(Description of the task):
Leaving out the pictures, transcribe all of the records faithfully.

(Data entries):

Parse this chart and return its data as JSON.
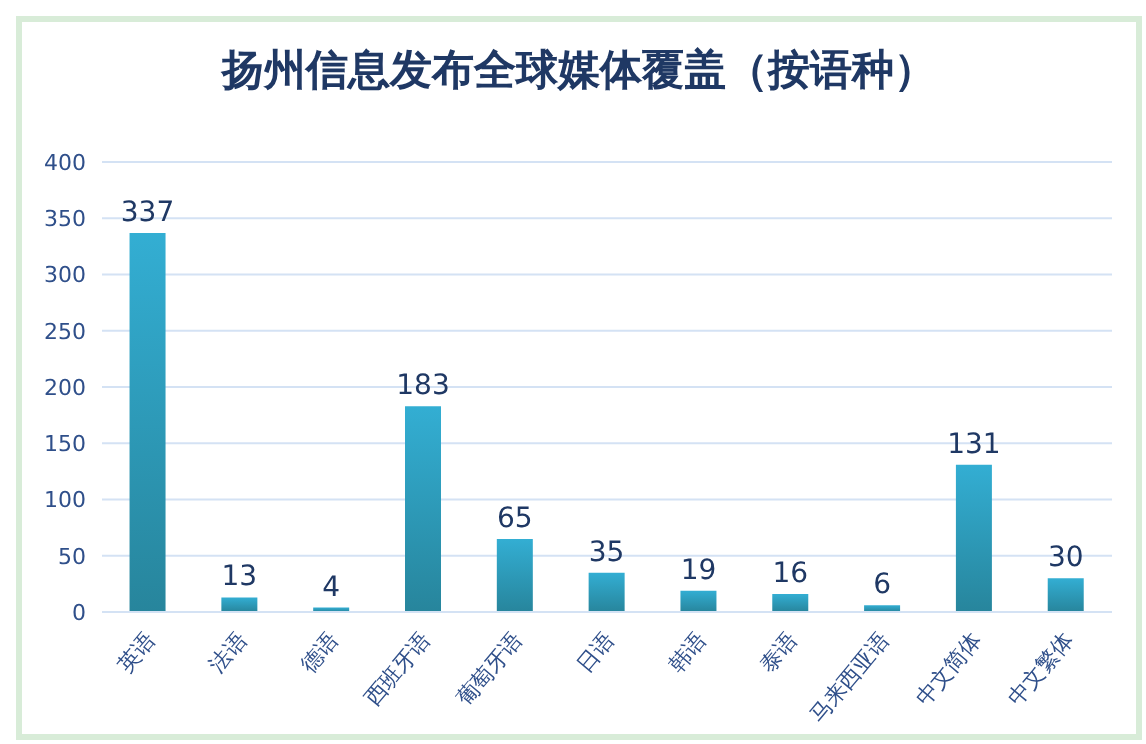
{
  "chart_data": {
    "type": "bar",
    "title": "扬州信息发布全球媒体覆盖（按语种）",
    "categories": [
      "英语",
      "法语",
      "德语",
      "西班牙语",
      "葡萄牙语",
      "日语",
      "韩语",
      "泰语",
      "马来西亚语",
      "中文简体",
      "中文繁体"
    ],
    "values": [
      337,
      13,
      4,
      183,
      65,
      35,
      19,
      16,
      6,
      131,
      30
    ],
    "color": "#33aed3",
    "ylim": [
      0,
      400
    ],
    "yticks": [
      0,
      50,
      100,
      150,
      200,
      250,
      300,
      350,
      400
    ],
    "grid": "y",
    "data_labels": true
  }
}
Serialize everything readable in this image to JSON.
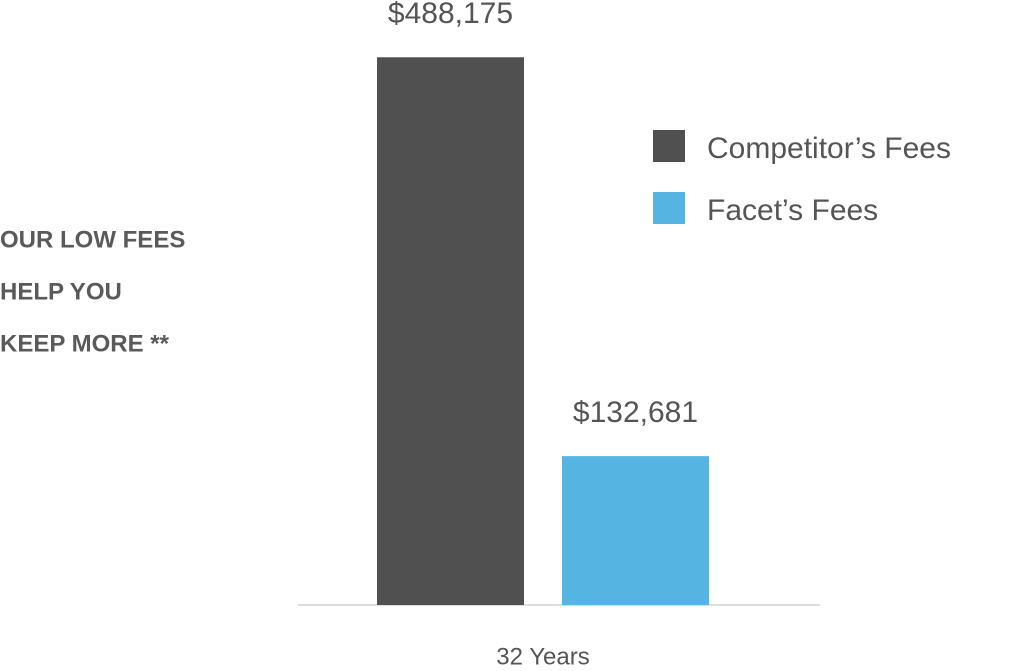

(Solution for this exercise):
Parse this chart and return its data as JSON.
{
  "chart_data": {
    "type": "bar",
    "title": "扬州信息发布全球媒体覆盖（按语种）",
    "categories": [
      "英语",
      "法语",
      "德语",
      "西班牙语",
      "葡萄牙语",
      "日语",
      "韩语",
      "泰语",
      "马来西亚语",
      "中文简体",
      "中文繁体"
    ],
    "values": [
      337,
      13,
      4,
      183,
      65,
      35,
      19,
      16,
      6,
      131,
      30
    ],
    "color": "#33aed3",
    "ylim": [
      0,
      400
    ],
    "yticks": [
      0,
      50,
      100,
      150,
      200,
      250,
      300,
      350,
      400
    ],
    "grid": "y",
    "data_labels": true
  }
}
Serialize everything readable in this image to JSON.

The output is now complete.